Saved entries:
____________
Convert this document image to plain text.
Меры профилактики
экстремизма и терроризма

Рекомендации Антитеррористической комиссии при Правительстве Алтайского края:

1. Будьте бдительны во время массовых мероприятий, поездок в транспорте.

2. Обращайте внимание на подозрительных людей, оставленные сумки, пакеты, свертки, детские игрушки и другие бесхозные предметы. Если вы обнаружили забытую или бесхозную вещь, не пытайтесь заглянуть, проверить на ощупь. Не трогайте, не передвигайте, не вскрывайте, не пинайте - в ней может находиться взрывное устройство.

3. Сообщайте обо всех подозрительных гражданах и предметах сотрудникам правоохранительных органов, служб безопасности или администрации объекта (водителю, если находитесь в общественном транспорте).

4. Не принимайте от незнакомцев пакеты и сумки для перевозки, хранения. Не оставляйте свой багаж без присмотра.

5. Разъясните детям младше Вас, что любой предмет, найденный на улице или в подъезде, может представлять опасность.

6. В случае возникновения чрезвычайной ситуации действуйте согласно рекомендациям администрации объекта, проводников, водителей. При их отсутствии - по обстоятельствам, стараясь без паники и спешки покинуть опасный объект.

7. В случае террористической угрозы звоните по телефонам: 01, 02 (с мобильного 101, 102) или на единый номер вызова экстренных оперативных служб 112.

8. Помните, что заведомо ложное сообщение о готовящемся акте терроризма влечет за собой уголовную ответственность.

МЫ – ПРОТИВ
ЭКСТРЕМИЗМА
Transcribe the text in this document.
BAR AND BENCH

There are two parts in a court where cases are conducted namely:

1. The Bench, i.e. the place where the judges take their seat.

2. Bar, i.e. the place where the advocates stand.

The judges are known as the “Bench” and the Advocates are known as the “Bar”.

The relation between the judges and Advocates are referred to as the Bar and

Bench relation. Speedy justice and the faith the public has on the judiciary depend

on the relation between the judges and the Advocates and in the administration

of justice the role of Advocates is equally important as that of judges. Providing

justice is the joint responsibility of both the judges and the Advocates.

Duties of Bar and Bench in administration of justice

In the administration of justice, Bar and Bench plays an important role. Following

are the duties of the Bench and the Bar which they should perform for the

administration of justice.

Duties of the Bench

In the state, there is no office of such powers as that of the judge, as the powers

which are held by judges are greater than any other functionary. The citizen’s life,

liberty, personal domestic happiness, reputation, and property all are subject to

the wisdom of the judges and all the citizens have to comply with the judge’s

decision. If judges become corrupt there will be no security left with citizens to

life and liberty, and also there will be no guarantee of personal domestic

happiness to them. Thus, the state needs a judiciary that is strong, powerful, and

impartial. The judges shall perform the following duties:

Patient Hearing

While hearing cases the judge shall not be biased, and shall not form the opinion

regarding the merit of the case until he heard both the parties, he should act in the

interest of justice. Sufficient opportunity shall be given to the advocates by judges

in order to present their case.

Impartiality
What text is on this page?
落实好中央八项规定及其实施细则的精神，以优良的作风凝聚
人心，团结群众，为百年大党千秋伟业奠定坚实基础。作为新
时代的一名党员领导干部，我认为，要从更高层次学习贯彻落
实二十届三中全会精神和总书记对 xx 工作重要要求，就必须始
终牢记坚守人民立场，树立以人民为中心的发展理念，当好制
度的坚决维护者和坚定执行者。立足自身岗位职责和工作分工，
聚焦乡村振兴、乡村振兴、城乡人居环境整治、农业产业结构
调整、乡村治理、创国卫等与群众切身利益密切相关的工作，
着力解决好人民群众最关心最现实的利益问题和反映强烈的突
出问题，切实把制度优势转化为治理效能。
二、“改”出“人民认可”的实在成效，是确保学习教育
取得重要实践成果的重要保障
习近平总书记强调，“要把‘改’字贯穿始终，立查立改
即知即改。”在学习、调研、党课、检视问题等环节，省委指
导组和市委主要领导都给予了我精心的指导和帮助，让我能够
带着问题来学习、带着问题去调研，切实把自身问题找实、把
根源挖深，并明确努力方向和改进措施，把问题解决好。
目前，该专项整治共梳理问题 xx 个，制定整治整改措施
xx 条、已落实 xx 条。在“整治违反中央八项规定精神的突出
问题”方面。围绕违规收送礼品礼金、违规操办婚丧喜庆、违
____________
# YOUR INSTRUCTIONS
Take every line above carrying "citizens" and return it.

# RESULT FOR THIS EXERCISE
the wisdom of the judges and all the citizens have to comply with the judge’s
decision. If judges become corrupt there will be no security left with citizens to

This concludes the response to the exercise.